WHAT YOU WILL DO>
Transcribe the records below exactly, leaving out any pictures.

[Excerpts from a figure dataset]
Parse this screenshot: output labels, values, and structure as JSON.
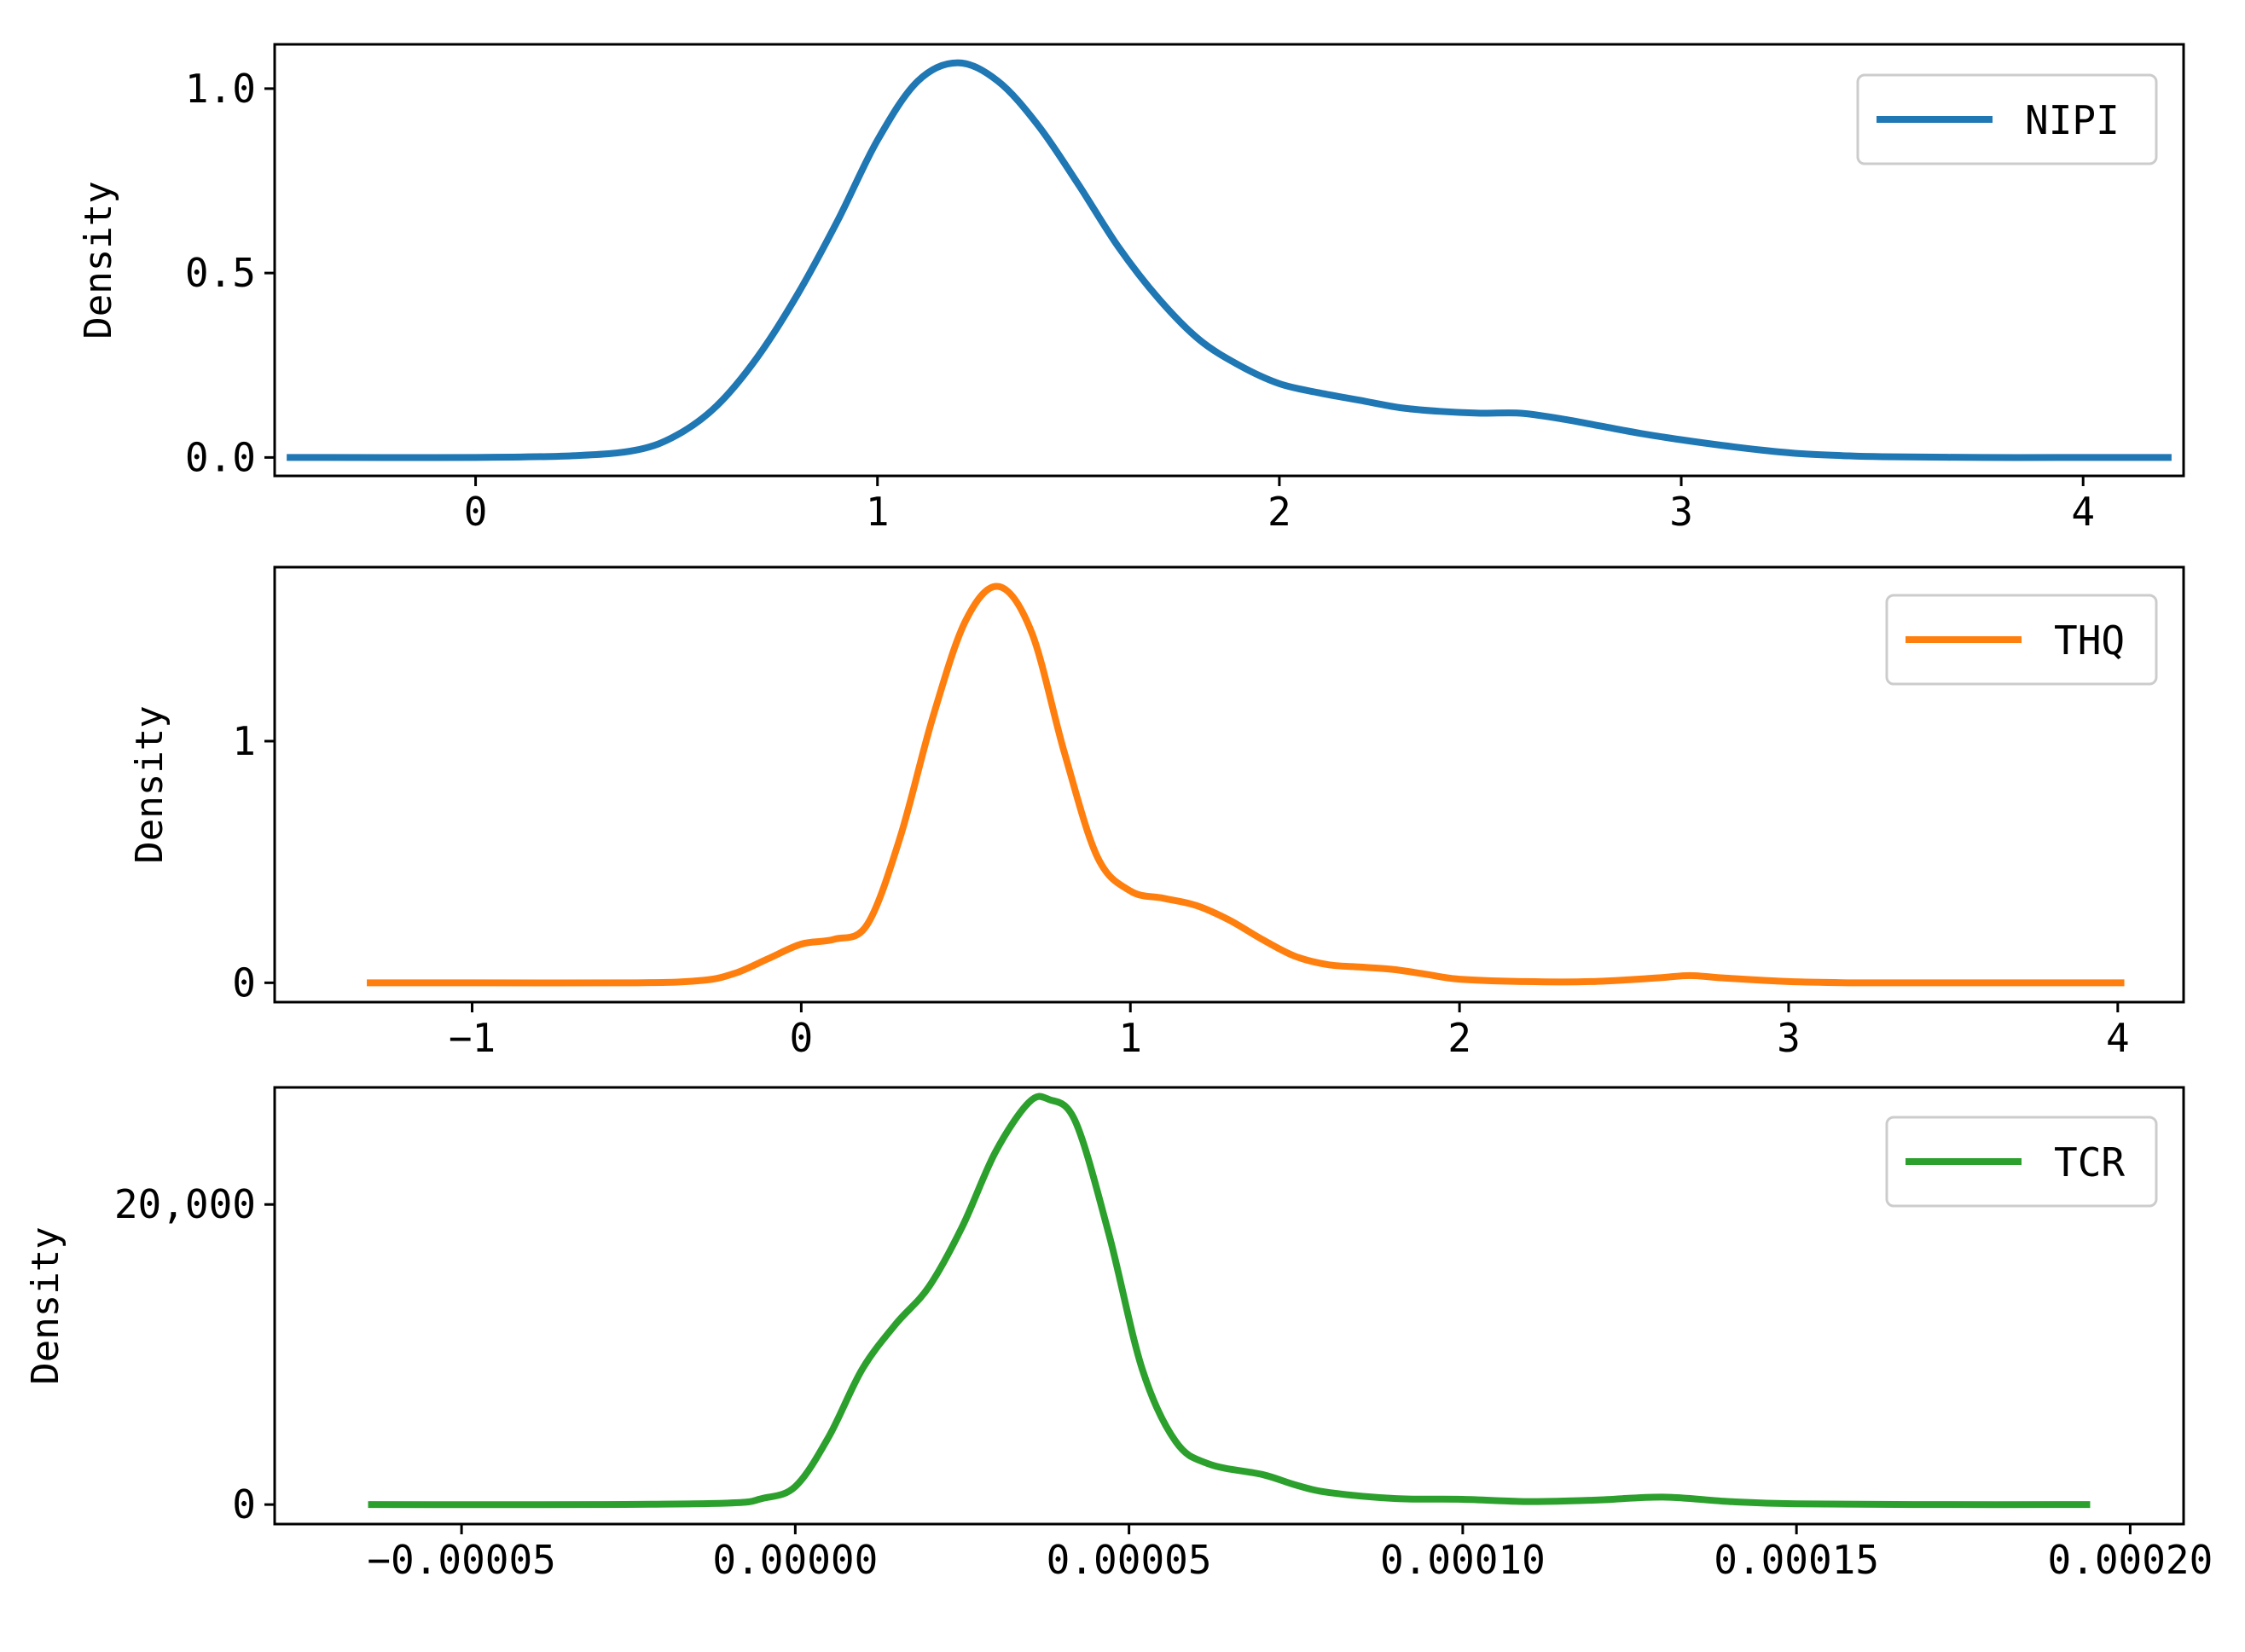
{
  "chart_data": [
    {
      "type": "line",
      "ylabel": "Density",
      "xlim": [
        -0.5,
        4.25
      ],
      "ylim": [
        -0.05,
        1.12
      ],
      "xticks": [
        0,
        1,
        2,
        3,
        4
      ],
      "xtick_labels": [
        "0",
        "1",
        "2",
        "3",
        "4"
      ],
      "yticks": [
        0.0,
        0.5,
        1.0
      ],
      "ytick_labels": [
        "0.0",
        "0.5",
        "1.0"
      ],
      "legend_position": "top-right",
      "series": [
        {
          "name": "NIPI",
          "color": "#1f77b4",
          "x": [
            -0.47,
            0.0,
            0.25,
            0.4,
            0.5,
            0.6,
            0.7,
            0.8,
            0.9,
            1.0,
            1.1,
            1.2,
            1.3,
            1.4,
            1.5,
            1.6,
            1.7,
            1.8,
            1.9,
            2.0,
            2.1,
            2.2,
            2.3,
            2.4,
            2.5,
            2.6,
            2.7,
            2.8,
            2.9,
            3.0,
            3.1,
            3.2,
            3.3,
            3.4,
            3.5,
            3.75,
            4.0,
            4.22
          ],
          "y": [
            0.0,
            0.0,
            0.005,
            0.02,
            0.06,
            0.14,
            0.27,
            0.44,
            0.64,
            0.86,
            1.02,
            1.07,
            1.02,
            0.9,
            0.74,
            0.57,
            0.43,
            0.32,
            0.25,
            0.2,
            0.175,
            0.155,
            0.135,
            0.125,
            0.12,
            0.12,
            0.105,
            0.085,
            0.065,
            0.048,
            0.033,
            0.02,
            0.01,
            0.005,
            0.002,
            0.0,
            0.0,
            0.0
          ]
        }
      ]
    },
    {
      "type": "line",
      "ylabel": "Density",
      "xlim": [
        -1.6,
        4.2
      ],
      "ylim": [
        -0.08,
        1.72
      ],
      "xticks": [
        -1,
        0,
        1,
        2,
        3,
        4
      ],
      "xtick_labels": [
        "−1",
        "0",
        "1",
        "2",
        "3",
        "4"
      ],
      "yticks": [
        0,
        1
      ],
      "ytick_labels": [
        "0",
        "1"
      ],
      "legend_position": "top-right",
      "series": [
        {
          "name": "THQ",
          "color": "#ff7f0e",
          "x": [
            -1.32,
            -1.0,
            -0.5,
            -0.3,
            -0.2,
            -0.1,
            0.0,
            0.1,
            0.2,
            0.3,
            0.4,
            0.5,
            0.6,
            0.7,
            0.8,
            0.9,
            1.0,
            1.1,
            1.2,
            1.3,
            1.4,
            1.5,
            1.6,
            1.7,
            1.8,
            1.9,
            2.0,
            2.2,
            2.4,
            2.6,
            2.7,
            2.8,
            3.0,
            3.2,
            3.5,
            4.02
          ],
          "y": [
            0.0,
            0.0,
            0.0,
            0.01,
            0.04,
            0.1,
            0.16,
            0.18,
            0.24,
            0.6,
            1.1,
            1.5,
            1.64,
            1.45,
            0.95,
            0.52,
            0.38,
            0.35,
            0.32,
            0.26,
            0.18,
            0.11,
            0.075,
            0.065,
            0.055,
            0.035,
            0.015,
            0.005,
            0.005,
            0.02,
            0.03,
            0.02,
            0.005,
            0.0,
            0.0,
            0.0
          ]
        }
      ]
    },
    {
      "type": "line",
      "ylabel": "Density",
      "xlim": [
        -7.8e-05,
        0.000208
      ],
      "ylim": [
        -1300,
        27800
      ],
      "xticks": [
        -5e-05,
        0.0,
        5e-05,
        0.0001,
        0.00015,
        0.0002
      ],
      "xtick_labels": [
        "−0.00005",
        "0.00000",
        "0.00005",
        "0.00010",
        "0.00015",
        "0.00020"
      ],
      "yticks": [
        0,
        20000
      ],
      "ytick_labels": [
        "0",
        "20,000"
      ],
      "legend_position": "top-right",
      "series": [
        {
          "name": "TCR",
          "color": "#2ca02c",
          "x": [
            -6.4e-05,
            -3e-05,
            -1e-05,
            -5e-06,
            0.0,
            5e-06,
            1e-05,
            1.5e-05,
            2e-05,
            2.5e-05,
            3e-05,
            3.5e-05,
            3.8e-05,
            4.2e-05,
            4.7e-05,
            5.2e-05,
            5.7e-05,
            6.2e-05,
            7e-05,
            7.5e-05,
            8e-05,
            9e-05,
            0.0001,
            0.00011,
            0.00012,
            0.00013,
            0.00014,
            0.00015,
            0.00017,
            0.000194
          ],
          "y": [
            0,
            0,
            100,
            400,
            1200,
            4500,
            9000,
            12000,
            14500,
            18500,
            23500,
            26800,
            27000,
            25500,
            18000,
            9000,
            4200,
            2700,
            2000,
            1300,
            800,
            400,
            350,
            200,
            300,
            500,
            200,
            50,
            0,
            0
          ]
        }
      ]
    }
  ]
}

FINISHED TASK>
Parse this screenshot: output labels, values, and structure as JSON.
{
  "chart_data": [
    {
      "type": "line",
      "ylabel": "Density",
      "xlim": [
        -0.5,
        4.25
      ],
      "ylim": [
        -0.05,
        1.12
      ],
      "xticks": [
        0,
        1,
        2,
        3,
        4
      ],
      "xtick_labels": [
        "0",
        "1",
        "2",
        "3",
        "4"
      ],
      "yticks": [
        0.0,
        0.5,
        1.0
      ],
      "ytick_labels": [
        "0.0",
        "0.5",
        "1.0"
      ],
      "legend_position": "top-right",
      "series": [
        {
          "name": "NIPI",
          "color": "#1f77b4",
          "x": [
            -0.47,
            0.0,
            0.25,
            0.4,
            0.5,
            0.6,
            0.7,
            0.8,
            0.9,
            1.0,
            1.1,
            1.2,
            1.3,
            1.4,
            1.5,
            1.6,
            1.7,
            1.8,
            1.9,
            2.0,
            2.1,
            2.2,
            2.3,
            2.4,
            2.5,
            2.6,
            2.7,
            2.8,
            2.9,
            3.0,
            3.1,
            3.2,
            3.3,
            3.4,
            3.5,
            3.75,
            4.0,
            4.22
          ],
          "y": [
            0.0,
            0.0,
            0.005,
            0.02,
            0.06,
            0.14,
            0.27,
            0.44,
            0.64,
            0.86,
            1.02,
            1.07,
            1.02,
            0.9,
            0.74,
            0.57,
            0.43,
            0.32,
            0.25,
            0.2,
            0.175,
            0.155,
            0.135,
            0.125,
            0.12,
            0.12,
            0.105,
            0.085,
            0.065,
            0.048,
            0.033,
            0.02,
            0.01,
            0.005,
            0.002,
            0.0,
            0.0,
            0.0
          ]
        }
      ]
    },
    {
      "type": "line",
      "ylabel": "Density",
      "xlim": [
        -1.6,
        4.2
      ],
      "ylim": [
        -0.08,
        1.72
      ],
      "xticks": [
        -1,
        0,
        1,
        2,
        3,
        4
      ],
      "xtick_labels": [
        "−1",
        "0",
        "1",
        "2",
        "3",
        "4"
      ],
      "yticks": [
        0,
        1
      ],
      "ytick_labels": [
        "0",
        "1"
      ],
      "legend_position": "top-right",
      "series": [
        {
          "name": "THQ",
          "color": "#ff7f0e",
          "x": [
            -1.32,
            -1.0,
            -0.5,
            -0.3,
            -0.2,
            -0.1,
            0.0,
            0.1,
            0.2,
            0.3,
            0.4,
            0.5,
            0.6,
            0.7,
            0.8,
            0.9,
            1.0,
            1.1,
            1.2,
            1.3,
            1.4,
            1.5,
            1.6,
            1.7,
            1.8,
            1.9,
            2.0,
            2.2,
            2.4,
            2.6,
            2.7,
            2.8,
            3.0,
            3.2,
            3.5,
            4.02
          ],
          "y": [
            0.0,
            0.0,
            0.0,
            0.01,
            0.04,
            0.1,
            0.16,
            0.18,
            0.24,
            0.6,
            1.1,
            1.5,
            1.64,
            1.45,
            0.95,
            0.52,
            0.38,
            0.35,
            0.32,
            0.26,
            0.18,
            0.11,
            0.075,
            0.065,
            0.055,
            0.035,
            0.015,
            0.005,
            0.005,
            0.02,
            0.03,
            0.02,
            0.005,
            0.0,
            0.0,
            0.0
          ]
        }
      ]
    },
    {
      "type": "line",
      "ylabel": "Density",
      "xlim": [
        -7.8e-05,
        0.000208
      ],
      "ylim": [
        -1300,
        27800
      ],
      "xticks": [
        -5e-05,
        0.0,
        5e-05,
        0.0001,
        0.00015,
        0.0002
      ],
      "xtick_labels": [
        "−0.00005",
        "0.00000",
        "0.00005",
        "0.00010",
        "0.00015",
        "0.00020"
      ],
      "yticks": [
        0,
        20000
      ],
      "ytick_labels": [
        "0",
        "20,000"
      ],
      "legend_position": "top-right",
      "series": [
        {
          "name": "TCR",
          "color": "#2ca02c",
          "x": [
            -6.4e-05,
            -3e-05,
            -1e-05,
            -5e-06,
            0.0,
            5e-06,
            1e-05,
            1.5e-05,
            2e-05,
            2.5e-05,
            3e-05,
            3.5e-05,
            3.8e-05,
            4.2e-05,
            4.7e-05,
            5.2e-05,
            5.7e-05,
            6.2e-05,
            7e-05,
            7.5e-05,
            8e-05,
            9e-05,
            0.0001,
            0.00011,
            0.00012,
            0.00013,
            0.00014,
            0.00015,
            0.00017,
            0.000194
          ],
          "y": [
            0,
            0,
            100,
            400,
            1200,
            4500,
            9000,
            12000,
            14500,
            18500,
            23500,
            26800,
            27000,
            25500,
            18000,
            9000,
            4200,
            2700,
            2000,
            1300,
            800,
            400,
            350,
            200,
            300,
            500,
            200,
            50,
            0,
            0
          ]
        }
      ]
    }
  ]
}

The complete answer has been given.